Let go so you can succeed at doing what you love

Maybe you’re aware that you have to start making changes in order to succeed at what you love.

Some of these changes include letting go of stuff.

Not because someone is telling you to, but because you’re ready to let go of limiting beliefs, expectations and bad habits in order to achieve real happiness and success.

Here are 5 things to let go of:

Let go of perfectionism

I have yet to meet a perfectionist who doesn’t wear the label – “perfectionist” – with pride.

Her story goes something like this:

“I’m detail-oriented, diligent and poised. I hold myself up to high standards, and I’m often praised for being highly organized and methodical.”

Maybe you recognize yourself in the above narrative?

And maybe you realize the time has come to do something about it.

Because perfectionism is a barrier.

It’s a barrier to happiness.

It’s a barrier to freedom.

It’s a barrier to meaningful relationships.

It took me a long time to realize that my anxiety, for example, stemmed from my perfectionism and my need for approval.

Here are a few examples of perfectionist behaviour:

  • You’re constantly second-guessing yourself (eg., should you have published that personal post about the time you shacked up with unsuitable boyfriend #6 in a hut in the mountains of Timbuktu? Yes? Nah? Maybe?).
  • You are super “thorough” in everything you do, so a social media post that will take someone else 3 minutes to do, will take you between 30 to 45 minutes.
  • You re-read your emails at least a dozen times before hitting send.
  • You put off doing tasks that you find “difficult”.
  • You avoid trying out new things because you fear making a mistake.
  • You’re an avid “list maker” and spend an unreasonable amount of time on your “to-do” lists.

Starting today, here’s what you can do:

  • Replace perfectionist thinking with more realistic statements like “Nobody is perfect.”

* * * *

Exercises to complete:
a - Rewrite the paragraph beginning "Not because someone is telling you to" from the text on letting go so that it is shorter but keeps its main facts.
b - Based on the text on letting go, decide whether each statement is true: (i) a social media post that takes someone else 3 minutes can take a perfectionist 30 to 45 minutes; (ii) the text names ten things to let go of; (iii) the writer traces their anxiety to perfectionism and a need for approval. For each, answer yes or no and quote the deciding words.
c - From the text on letting go, print the part that opens with the words containing "Here are a few" and closes with "before hitting send.".

Material:
* * * *

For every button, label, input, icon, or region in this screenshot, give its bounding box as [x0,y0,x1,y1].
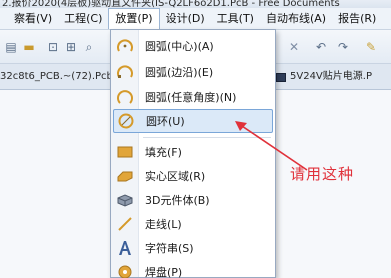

* * * *

Exercise results:
a - You let go of limiting beliefs, expectations and bad habits because you're ready, not because you're told to, and doing so leads to real happiness and success.

b -
(i) Yes: "will take you between 30 to 45 minutes."
(ii) No: "Here are 5 things to let go of."
(iii) Yes: "my anxiety, for example, stemmed from my perfectionism and my need for approval."

c -
Here are a few examples of perfectionist behaviour:

  • You’re constantly second-guessing yourself (eg., should you have published that personal post about the time you shacked up with unsuitable boyfriend #6 in a hut in the mountains of Timbuktu? Yes? Nah? Maybe?).
  • You are super “thorough” in everything you do, so a social media post that will take someone else 3 minutes to do, will take you between 30 to 45 minutes.
  • You re-read your emails at least a dozen times before hitting send.